━━━ Record extracts
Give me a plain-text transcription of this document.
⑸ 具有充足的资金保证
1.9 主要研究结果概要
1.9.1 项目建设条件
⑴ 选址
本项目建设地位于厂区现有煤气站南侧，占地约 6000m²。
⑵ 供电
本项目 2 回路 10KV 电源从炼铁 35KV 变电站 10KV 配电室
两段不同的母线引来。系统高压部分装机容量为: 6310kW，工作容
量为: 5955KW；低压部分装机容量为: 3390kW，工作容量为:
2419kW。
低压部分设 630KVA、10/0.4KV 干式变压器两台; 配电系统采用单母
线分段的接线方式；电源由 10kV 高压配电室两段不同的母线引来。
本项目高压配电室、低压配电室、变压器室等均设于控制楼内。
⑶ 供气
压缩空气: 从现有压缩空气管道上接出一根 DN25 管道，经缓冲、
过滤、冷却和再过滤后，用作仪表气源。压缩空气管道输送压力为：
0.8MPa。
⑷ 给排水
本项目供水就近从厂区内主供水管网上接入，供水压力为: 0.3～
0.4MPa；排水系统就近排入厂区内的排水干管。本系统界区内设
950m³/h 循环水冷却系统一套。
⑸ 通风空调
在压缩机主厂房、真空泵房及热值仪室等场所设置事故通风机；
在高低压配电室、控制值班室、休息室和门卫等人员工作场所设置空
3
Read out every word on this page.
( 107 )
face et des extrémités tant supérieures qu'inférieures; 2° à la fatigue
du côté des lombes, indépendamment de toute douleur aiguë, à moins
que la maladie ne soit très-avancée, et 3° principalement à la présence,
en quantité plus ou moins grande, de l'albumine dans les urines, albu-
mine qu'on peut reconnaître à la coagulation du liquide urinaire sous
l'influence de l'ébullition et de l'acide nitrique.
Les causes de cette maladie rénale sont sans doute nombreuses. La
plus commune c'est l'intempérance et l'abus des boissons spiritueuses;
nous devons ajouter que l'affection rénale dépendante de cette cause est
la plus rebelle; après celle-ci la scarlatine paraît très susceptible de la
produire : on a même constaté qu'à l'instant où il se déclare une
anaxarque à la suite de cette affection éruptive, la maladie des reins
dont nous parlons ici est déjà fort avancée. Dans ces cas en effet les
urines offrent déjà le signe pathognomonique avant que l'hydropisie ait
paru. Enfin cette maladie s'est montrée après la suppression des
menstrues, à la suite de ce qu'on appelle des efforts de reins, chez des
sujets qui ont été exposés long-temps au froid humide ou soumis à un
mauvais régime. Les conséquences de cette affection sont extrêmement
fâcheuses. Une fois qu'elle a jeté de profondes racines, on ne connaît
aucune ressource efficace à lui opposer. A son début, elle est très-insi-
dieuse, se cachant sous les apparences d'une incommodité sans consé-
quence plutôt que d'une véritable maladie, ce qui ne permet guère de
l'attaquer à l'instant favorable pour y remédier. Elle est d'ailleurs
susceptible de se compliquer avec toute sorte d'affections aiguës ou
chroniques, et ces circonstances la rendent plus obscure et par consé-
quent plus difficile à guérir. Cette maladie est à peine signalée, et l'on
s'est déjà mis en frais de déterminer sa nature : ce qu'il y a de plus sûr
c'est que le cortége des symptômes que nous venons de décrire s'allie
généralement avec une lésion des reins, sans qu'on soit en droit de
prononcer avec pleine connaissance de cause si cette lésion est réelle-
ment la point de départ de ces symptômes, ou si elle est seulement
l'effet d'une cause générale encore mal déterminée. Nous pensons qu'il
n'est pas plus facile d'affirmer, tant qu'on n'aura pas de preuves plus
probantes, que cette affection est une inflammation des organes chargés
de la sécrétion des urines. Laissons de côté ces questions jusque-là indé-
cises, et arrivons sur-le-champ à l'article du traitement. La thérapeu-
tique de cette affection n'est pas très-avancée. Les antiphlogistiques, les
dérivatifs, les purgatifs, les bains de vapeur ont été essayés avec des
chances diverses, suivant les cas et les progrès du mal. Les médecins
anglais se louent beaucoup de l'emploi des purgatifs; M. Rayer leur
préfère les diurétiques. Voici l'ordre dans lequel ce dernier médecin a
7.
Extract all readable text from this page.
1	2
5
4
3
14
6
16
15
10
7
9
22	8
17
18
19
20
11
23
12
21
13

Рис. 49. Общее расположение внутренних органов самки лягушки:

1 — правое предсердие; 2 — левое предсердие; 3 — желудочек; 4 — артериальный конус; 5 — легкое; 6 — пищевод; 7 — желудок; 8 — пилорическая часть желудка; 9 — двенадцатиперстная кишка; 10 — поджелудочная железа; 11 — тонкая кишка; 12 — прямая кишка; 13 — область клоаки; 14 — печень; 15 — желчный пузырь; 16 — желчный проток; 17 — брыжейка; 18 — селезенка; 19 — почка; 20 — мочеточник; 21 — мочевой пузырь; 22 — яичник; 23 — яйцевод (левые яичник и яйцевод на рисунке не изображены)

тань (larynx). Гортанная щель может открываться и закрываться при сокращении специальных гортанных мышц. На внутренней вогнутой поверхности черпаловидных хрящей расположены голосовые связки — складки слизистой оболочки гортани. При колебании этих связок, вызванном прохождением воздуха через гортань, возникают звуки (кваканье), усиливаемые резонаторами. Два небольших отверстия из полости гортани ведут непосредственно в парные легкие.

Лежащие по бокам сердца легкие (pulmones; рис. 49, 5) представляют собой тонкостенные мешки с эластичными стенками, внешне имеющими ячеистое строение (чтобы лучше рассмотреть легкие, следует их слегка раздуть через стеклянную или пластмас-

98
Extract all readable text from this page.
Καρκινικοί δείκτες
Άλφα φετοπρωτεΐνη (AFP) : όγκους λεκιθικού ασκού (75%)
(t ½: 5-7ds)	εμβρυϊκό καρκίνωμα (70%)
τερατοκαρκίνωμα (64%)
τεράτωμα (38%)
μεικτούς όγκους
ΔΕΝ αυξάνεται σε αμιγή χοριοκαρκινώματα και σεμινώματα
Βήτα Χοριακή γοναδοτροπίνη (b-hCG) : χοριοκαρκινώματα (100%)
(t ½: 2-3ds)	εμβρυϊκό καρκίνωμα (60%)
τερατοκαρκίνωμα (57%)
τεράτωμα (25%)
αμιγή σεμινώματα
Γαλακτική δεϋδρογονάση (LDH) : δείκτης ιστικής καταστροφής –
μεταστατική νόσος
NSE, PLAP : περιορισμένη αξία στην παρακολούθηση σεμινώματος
━━━━━━
- _What is asked_
Copy every record exactly as presented.

- _Result of the task_
Give me a plain-text transcription of this document.
⑸ 具有充足的资金保证
1.9 主要研究结果概要
1.9.1 项目建设条件
⑴ 选址
本项目建设地位于厂区现有煤气站南侧，占地约 6000m²。
⑵ 供电
本项目 2 回路 10KV 电源从炼铁 35KV 变电站 10KV 配电室
两段不同的母线引来。系统高压部分装机容量为: 6310kW，工作容
量为: 5955KW；低压部分装机容量为: 3390kW，工作容量为:
2419kW。
低压部分设 630KVA、10/0.4KV 干式变压器两台; 配电系统采用单母
线分段的接线方式；电源由 10kV 高压配电室两段不同的母线引来。
本项目高压配电室、低压配电室、变压器室等均设于控制楼内。
⑶ 供气
压缩空气: 从现有压缩空气管道上接出一根 DN25 管道，经缓冲、
过滤、冷却和再过滤后，用作仪表气源。压缩空气管道输送压力为：
0.8MPa。
⑷ 给排水
本项目供水就近从厂区内主供水管网上接入，供水压力为: 0.3～
0.4MPa；排水系统就近排入厂区内的排水干管。本系统界区内设
950m³/h 循环水冷却系统一套。
⑸ 通风空调
在压缩机主厂房、真空泵房及热值仪室等场所设置事故通风机；
在高低压配电室、控制值班室、休息室和门卫等人员工作场所设置空
3
Read out every word on this page.
( 107 )
face et des extrémités tant supérieures qu'inférieures; 2° à la fatigue
du côté des lombes, indépendamment de toute douleur aiguë, à moins
que la maladie ne soit très-avancée, et 3° principalement à la présence,
en quantité plus ou moins grande, de l'albumine dans les urines, albu-
mine qu'on peut reconnaître à la coagulation du liquide urinaire sous
l'influence de l'ébullition et de l'acide nitrique.
Les causes de cette maladie rénale sont sans doute nombreuses. La
plus commune c'est l'intempérance et l'abus des boissons spiritueuses;
nous devons ajouter que l'affection rénale dépendante de cette cause est
la plus rebelle; après celle-ci la scarlatine paraît très susceptible de la
produire : on a même constaté qu'à l'instant où il se déclare une
anaxarque à la suite de cette affection éruptive, la maladie des reins
dont nous parlons ici est déjà fort avancée. Dans ces cas en effet les
urines offrent déjà le signe pathognomonique avant que l'hydropisie ait
paru. Enfin cette maladie s'est montrée après la suppression des
menstrues, à la suite de ce qu'on appelle des efforts de reins, chez des
sujets qui ont été exposés long-temps au froid humide ou soumis à un
mauvais régime. Les conséquences de cette affection sont extrêmement
fâcheuses. Une fois qu'elle a jeté de profondes racines, on ne connaît
aucune ressource efficace à lui opposer. A son début, elle est très-insi-
dieuse, se cachant sous les apparences d'une incommodité sans consé-
quence plutôt que d'une véritable maladie, ce qui ne permet guère de
l'attaquer à l'instant favorable pour y remédier. Elle est d'ailleurs
susceptible de se compliquer avec toute sorte d'affections aiguës ou
chroniques, et ces circonstances la rendent plus obscure et par consé-
quent plus difficile à guérir. Cette maladie est à peine signalée, et l'on
s'est déjà mis en frais de déterminer sa nature : ce qu'il y a de plus sûr
c'est que le cortége des symptômes que nous venons de décrire s'allie
généralement avec une lésion des reins, sans qu'on soit en droit de
prononcer avec pleine connaissance de cause si cette lésion est réelle-
ment la point de départ de ces symptômes, ou si elle est seulement
l'effet d'une cause générale encore mal déterminée. Nous pensons qu'il
n'est pas plus facile d'affirmer, tant qu'on n'aura pas de preuves plus
probantes, que cette affection est une inflammation des organes chargés
de la sécrétion des urines. Laissons de côté ces questions jusque-là indé-
cises, et arrivons sur-le-champ à l'article du traitement. La thérapeu-
tique de cette affection n'est pas très-avancée. Les antiphlogistiques, les
dérivatifs, les purgatifs, les bains de vapeur ont été essayés avec des
chances diverses, suivant les cas et les progrès du mal. Les médecins
anglais se louent beaucoup de l'emploi des purgatifs; M. Rayer leur
préfère les diurétiques. Voici l'ordre dans lequel ce dernier médecin a
7.
Extract all readable text from this page.
1	2
5
4
3
14
6
16
15
10
7
9
22	8
17
18
19
20
11
23
12
21
13

Рис. 49. Общее расположение внутренних органов самки лягушки:

1 — правое предсердие; 2 — левое предсердие; 3 — желудочек; 4 — артериальный конус; 5 — легкое; 6 — пищевод; 7 — желудок; 8 — пилорическая часть желудка; 9 — двенадцатиперстная кишка; 10 — поджелудочная железа; 11 — тонкая кишка; 12 — прямая кишка; 13 — область клоаки; 14 — печень; 15 — желчный пузырь; 16 — желчный проток; 17 — брыжейка; 18 — селезенка; 19 — почка; 20 — мочеточник; 21 — мочевой пузырь; 22 — яичник; 23 — яйцевод (левые яичник и яйцевод на рисунке не изображены)

тань (larynx). Гортанная щель может открываться и закрываться при сокращении специальных гортанных мышц. На внутренней вогнутой поверхности черпаловидных хрящей расположены голосовые связки — складки слизистой оболочки гортани. При колебании этих связок, вызванном прохождением воздуха через гортань, возникают звуки (кваканье), усиливаемые резонаторами. Два небольших отверстия из полости гортани ведут непосредственно в парные легкие.

Лежащие по бокам сердца легкие (pulmones; рис. 49, 5) представляют собой тонкостенные мешки с эластичными стенками, внешне имеющими ячеистое строение (чтобы лучше рассмотреть легкие, следует их слегка раздуть через стеклянную или пластмас-

98
Extract all readable text from this page.
Καρκινικοί δείκτες
Άλφα φετοπρωτεΐνη (AFP) : όγκους λεκιθικού ασκού (75%)
(t ½: 5-7ds)	εμβρυϊκό καρκίνωμα (70%)
τερατοκαρκίνωμα (64%)
τεράτωμα (38%)
μεικτούς όγκους
ΔΕΝ αυξάνεται σε αμιγή χοριοκαρκινώματα και σεμινώματα
Βήτα Χοριακή γοναδοτροπίνη (b-hCG) : χοριοκαρκινώματα (100%)
(t ½: 2-3ds)	εμβρυϊκό καρκίνωμα (60%)
τερατοκαρκίνωμα (57%)
τεράτωμα (25%)
αμιγή σεμινώματα
Γαλακτική δεϋδρογονάση (LDH) : δείκτης ιστικής καταστροφής –
μεταστατική νόσος
NSE, PLAP : περιορισμένη αξία στην παρακολούθηση σεμινώματος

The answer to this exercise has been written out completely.